[Figure data in JSON]
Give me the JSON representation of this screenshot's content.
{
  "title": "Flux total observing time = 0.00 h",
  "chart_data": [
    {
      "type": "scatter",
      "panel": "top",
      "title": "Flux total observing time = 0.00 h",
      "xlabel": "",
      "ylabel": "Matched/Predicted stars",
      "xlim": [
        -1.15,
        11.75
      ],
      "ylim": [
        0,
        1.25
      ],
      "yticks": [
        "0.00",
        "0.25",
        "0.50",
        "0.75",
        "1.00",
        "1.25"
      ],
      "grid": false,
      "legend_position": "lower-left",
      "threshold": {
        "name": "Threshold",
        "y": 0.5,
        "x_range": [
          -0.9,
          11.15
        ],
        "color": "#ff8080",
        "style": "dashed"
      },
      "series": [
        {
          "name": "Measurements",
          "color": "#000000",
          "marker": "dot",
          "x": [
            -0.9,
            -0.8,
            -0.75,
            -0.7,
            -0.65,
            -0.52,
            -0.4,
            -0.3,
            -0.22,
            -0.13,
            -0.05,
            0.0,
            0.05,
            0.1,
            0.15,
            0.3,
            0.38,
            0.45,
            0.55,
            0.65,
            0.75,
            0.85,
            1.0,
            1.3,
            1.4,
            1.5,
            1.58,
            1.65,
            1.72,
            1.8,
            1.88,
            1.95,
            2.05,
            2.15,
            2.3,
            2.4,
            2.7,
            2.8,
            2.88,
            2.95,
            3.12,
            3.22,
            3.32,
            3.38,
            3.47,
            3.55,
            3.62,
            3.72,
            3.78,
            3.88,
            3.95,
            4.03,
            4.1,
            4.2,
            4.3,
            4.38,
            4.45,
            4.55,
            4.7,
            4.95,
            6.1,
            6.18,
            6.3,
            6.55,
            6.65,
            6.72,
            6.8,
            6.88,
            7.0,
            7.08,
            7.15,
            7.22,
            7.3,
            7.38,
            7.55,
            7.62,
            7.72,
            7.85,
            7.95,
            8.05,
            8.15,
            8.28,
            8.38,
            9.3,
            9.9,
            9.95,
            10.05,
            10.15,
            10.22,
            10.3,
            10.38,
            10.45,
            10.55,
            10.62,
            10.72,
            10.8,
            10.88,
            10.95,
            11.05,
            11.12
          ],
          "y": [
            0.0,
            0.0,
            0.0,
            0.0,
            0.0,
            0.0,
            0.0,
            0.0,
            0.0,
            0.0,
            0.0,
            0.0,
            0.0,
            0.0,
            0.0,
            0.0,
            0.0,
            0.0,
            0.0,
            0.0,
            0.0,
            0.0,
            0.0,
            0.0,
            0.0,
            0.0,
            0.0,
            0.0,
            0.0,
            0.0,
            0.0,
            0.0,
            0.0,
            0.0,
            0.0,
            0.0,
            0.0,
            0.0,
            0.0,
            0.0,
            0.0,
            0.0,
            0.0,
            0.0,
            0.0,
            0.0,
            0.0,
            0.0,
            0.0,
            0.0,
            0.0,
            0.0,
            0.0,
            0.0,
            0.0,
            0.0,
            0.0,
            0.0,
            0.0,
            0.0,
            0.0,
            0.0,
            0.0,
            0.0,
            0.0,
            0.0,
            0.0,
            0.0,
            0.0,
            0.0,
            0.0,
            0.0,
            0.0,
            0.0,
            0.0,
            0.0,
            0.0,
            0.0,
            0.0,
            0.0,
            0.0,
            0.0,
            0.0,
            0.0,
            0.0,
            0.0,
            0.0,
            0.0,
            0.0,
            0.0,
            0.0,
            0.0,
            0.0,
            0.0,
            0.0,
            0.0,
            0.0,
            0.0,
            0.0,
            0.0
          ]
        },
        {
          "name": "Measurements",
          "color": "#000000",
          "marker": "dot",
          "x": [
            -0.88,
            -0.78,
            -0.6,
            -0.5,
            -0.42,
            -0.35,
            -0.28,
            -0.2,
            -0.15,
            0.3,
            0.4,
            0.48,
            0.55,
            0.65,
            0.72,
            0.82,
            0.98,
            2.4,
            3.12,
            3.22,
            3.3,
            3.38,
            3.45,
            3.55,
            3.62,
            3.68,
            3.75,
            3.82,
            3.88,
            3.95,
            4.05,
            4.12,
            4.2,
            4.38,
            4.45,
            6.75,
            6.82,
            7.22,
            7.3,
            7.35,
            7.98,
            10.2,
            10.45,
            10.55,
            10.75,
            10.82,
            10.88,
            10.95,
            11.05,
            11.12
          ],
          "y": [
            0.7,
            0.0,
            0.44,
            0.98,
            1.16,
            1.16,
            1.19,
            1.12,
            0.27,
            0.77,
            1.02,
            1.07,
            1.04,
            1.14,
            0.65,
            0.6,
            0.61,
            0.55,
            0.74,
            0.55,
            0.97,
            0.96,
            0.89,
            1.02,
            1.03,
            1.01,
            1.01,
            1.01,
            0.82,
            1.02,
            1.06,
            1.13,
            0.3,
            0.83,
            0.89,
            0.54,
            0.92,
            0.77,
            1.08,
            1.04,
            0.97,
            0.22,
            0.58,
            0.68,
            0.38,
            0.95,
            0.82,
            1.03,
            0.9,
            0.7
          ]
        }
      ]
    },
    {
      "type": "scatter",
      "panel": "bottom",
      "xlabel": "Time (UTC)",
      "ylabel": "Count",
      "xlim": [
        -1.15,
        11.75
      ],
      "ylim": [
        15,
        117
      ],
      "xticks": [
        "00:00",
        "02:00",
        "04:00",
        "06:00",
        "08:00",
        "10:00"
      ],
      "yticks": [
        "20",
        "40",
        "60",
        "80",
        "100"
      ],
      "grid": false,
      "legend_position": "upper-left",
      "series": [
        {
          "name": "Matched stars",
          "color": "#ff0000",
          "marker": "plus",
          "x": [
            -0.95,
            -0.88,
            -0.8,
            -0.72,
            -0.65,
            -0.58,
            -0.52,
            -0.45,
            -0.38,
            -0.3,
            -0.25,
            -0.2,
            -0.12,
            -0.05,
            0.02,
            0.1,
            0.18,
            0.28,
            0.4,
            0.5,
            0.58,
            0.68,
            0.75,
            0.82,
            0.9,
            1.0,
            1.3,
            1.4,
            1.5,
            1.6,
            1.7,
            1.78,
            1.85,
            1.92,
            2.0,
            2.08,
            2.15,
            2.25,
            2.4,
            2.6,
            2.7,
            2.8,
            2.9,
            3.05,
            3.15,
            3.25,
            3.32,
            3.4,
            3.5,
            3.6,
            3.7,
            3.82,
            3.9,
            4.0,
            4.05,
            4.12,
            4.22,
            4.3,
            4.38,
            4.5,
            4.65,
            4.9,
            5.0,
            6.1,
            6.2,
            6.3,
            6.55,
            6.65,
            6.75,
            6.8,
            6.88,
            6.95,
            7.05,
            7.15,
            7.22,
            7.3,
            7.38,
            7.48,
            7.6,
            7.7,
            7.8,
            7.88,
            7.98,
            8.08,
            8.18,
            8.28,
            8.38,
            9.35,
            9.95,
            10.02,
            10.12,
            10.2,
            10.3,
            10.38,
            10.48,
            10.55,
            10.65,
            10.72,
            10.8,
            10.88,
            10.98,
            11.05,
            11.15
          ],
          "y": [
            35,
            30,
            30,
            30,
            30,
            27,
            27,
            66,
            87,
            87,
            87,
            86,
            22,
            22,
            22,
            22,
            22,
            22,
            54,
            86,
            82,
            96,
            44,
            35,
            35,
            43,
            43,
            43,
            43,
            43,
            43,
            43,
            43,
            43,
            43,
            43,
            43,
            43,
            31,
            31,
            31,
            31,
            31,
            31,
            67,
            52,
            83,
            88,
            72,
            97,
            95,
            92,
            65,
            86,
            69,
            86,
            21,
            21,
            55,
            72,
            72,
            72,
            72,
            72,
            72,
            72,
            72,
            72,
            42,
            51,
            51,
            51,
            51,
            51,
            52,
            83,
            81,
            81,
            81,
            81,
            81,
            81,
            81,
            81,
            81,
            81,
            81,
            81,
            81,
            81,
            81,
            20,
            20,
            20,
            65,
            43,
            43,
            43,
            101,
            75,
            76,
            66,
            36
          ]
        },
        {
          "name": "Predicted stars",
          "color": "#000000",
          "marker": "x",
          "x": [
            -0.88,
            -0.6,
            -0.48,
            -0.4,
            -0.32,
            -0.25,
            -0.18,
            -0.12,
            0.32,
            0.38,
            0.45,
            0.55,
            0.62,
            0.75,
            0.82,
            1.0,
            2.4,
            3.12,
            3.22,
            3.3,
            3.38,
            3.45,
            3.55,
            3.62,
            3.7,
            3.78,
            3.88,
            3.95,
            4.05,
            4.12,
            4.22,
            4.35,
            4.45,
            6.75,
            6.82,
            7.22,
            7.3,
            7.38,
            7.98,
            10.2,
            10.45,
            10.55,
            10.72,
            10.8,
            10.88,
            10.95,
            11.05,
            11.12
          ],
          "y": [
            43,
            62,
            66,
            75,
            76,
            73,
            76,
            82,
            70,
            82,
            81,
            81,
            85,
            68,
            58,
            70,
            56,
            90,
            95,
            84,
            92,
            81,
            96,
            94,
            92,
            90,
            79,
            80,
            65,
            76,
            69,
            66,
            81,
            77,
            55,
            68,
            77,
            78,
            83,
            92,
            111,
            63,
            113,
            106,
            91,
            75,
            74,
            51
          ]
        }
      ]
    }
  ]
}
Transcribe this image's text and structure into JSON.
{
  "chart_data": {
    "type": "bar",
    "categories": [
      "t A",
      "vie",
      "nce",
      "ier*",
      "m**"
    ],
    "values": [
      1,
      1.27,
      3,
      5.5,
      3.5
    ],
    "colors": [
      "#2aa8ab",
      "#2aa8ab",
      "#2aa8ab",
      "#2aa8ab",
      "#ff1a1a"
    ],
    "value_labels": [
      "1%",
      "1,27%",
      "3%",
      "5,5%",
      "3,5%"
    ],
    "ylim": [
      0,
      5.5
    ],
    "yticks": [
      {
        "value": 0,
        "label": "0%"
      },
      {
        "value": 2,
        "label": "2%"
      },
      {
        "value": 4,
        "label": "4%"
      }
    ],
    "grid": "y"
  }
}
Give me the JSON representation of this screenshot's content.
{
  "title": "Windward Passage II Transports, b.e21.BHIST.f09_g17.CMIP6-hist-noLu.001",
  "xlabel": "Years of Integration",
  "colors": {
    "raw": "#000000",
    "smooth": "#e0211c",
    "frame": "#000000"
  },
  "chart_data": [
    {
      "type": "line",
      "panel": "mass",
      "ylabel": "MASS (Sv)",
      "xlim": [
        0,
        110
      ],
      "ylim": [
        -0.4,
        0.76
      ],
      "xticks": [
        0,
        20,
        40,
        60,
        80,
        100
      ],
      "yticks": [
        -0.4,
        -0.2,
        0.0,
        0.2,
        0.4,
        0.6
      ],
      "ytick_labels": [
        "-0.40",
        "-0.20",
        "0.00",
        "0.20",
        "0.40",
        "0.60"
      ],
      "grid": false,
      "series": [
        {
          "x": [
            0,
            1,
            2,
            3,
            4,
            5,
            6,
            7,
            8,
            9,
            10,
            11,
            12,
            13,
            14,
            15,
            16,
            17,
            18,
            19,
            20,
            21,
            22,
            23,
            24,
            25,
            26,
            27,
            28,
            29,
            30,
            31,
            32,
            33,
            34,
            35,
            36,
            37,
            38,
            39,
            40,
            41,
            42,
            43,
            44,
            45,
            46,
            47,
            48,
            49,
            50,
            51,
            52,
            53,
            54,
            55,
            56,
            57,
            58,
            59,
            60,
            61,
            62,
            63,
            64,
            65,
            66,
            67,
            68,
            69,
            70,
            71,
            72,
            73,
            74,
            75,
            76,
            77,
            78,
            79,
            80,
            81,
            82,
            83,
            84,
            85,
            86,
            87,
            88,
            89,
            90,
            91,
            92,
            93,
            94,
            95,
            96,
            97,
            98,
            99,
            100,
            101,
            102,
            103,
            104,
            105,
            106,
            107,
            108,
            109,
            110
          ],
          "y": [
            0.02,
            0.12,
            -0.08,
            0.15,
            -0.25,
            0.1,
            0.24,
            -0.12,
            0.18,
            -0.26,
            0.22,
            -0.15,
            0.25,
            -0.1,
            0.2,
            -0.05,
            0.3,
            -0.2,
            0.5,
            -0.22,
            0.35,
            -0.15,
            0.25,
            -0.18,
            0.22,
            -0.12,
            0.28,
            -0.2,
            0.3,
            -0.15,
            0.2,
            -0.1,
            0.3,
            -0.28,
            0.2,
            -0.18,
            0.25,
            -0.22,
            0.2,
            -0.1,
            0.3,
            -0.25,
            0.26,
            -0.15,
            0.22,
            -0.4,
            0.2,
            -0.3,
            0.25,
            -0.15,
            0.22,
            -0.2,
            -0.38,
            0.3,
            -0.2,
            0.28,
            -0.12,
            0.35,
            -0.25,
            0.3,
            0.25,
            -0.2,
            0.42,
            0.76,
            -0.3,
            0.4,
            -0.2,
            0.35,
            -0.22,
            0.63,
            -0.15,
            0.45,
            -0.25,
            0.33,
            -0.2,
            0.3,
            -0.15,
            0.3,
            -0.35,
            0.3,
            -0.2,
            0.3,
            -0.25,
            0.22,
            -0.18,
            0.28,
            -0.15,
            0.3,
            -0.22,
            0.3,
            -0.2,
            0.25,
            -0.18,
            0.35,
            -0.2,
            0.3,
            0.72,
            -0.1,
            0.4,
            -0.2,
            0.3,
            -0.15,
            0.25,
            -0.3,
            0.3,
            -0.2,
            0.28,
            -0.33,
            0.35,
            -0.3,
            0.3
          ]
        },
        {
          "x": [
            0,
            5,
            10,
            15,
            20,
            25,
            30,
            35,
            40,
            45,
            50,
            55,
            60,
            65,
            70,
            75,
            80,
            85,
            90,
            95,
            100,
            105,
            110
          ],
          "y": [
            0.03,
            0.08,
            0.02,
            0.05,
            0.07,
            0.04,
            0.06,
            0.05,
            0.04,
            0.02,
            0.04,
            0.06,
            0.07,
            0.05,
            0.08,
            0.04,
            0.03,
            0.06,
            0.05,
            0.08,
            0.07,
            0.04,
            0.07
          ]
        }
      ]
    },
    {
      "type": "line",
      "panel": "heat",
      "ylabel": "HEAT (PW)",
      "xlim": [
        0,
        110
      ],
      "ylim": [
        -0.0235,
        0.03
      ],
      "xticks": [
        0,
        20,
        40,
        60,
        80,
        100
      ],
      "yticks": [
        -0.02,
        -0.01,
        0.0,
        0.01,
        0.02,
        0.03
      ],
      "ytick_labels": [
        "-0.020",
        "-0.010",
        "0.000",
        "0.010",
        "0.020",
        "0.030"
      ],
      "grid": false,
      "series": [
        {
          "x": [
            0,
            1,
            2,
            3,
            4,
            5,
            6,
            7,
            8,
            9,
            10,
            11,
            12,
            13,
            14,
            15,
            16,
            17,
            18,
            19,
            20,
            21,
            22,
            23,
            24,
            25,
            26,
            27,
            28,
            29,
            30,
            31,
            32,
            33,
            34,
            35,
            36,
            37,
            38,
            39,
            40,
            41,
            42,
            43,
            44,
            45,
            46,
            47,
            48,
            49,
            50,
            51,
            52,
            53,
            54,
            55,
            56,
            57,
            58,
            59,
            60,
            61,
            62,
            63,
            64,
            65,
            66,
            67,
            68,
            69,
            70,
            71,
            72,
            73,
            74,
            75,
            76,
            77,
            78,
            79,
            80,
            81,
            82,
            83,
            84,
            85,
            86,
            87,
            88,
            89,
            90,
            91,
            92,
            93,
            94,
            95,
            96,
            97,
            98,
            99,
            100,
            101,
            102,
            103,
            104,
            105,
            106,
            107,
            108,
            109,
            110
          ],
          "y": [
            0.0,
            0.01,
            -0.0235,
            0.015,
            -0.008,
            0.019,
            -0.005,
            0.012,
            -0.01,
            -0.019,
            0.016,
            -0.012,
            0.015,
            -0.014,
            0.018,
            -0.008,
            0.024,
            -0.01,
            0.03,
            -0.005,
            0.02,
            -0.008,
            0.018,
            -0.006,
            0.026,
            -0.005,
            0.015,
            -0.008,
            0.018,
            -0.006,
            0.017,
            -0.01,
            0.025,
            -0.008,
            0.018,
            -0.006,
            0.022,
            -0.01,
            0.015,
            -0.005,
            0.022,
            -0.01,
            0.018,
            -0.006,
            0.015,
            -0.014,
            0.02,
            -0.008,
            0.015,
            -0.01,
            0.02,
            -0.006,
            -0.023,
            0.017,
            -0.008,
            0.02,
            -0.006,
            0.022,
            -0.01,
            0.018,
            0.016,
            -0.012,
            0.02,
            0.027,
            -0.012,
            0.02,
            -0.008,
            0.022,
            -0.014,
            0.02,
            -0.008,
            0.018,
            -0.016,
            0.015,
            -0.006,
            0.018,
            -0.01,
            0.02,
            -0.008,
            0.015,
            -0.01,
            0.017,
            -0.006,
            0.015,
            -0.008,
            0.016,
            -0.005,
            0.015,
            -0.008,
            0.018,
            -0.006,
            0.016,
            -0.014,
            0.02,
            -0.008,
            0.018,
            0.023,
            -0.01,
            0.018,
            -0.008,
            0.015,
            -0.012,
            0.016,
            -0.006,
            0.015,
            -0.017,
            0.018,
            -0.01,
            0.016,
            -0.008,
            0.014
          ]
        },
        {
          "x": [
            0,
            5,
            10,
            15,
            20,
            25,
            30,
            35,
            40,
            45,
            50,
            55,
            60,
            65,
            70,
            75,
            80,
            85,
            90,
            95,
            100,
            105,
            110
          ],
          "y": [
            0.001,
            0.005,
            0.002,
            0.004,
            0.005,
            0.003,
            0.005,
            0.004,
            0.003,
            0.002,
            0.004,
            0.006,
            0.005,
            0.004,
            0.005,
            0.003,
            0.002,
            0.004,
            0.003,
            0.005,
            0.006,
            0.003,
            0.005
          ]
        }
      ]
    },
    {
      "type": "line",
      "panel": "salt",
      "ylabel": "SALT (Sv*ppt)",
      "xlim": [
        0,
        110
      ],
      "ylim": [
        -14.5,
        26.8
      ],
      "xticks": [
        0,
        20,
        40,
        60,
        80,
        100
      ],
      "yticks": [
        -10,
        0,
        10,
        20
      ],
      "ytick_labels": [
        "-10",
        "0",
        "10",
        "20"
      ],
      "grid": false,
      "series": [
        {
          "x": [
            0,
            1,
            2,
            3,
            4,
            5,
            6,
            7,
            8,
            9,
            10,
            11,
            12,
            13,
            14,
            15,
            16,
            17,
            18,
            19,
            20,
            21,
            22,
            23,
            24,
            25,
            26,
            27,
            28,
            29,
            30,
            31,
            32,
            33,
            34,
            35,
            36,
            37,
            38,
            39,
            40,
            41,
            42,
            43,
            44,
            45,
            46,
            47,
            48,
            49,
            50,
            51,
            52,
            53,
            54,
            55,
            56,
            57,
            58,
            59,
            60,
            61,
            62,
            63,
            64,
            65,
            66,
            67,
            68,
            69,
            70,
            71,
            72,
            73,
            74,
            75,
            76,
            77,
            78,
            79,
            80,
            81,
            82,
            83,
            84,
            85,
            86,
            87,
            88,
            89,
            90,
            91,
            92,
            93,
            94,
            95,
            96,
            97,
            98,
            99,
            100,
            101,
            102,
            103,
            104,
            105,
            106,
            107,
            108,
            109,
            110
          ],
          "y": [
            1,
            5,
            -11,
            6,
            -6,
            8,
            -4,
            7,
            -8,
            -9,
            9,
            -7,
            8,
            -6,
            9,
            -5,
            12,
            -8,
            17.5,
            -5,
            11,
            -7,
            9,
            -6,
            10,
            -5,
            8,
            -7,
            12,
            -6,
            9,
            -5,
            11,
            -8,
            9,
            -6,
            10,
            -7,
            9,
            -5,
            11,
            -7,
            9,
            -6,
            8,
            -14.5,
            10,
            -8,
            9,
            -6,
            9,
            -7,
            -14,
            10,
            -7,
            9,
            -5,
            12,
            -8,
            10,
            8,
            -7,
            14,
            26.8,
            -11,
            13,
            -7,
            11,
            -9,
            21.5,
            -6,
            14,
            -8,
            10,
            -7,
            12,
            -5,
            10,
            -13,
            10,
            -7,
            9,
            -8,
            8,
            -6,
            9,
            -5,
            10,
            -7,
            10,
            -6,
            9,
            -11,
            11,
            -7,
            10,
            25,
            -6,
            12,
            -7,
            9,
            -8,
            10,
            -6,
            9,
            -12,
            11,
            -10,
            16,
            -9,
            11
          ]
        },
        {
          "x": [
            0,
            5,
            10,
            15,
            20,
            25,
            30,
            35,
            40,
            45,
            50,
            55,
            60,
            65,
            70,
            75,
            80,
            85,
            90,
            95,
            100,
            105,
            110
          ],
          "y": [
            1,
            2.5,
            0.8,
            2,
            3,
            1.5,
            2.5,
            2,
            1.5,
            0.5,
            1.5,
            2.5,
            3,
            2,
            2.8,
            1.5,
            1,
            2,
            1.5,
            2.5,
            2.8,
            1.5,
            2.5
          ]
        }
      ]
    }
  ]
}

**Goal**.
Give the number of lines in the records that contain the string "marker", with no other output.

**The solution**.
4